The answer must be an exact copy of every entry.

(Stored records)
+ + + +

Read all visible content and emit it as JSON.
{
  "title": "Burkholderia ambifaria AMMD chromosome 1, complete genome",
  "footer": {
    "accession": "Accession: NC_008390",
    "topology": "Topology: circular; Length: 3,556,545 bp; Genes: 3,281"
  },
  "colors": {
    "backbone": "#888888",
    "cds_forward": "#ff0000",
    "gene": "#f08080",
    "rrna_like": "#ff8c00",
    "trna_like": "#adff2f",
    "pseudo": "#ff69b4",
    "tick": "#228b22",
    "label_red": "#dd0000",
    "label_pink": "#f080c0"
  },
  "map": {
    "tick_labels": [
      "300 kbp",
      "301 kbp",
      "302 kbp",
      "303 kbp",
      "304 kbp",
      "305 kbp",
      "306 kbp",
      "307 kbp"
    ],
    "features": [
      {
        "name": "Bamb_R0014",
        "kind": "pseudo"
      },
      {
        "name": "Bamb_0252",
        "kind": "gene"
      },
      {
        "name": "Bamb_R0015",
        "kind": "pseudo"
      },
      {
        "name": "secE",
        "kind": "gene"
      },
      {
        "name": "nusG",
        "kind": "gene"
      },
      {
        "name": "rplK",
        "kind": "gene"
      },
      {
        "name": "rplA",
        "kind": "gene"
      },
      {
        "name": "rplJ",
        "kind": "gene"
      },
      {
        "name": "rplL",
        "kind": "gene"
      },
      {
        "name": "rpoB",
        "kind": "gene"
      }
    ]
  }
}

+ + + +

Response:
Read all visible content and emit it as JSON.
{
  "title": "Burkholderia ambifaria AMMD chromosome 1, complete genome",
  "footer": {
    "accession": "Accession: NC_008390",
    "topology": "Topology: circular; Length: 3,556,545 bp; Genes: 3,281"
  },
  "colors": {
    "backbone": "#888888",
    "cds_forward": "#ff0000",
    "gene": "#f08080",
    "rrna_like": "#ff8c00",
    "trna_like": "#adff2f",
    "pseudo": "#ff69b4",
    "tick": "#228b22",
    "label_red": "#dd0000",
    "label_pink": "#f080c0"
  },
  "map": {
    "tick_labels": [
      "300 kbp",
      "301 kbp",
      "302 kbp",
      "303 kbp",
      "304 kbp",
      "305 kbp",
      "306 kbp",
      "307 kbp"
    ],
    "features": [
      {
        "name": "Bamb_R0014",
        "kind": "pseudo"
      },
      {
        "name": "Bamb_0252",
        "kind": "gene"
      },
      {
        "name": "Bamb_R0015",
        "kind": "pseudo"
      },
      {
        "name": "secE",
        "kind": "gene"
      },
      {
        "name": "nusG",
        "kind": "gene"
      },
      {
        "name": "rplK",
        "kind": "gene"
      },
      {
        "name": "rplA",
        "kind": "gene"
      },
      {
        "name": "rplJ",
        "kind": "gene"
      },
      {
        "name": "rplL",
        "kind": "gene"
      },
      {
        "name": "rpoB",
        "kind": "gene"
      }
    ]
  }
}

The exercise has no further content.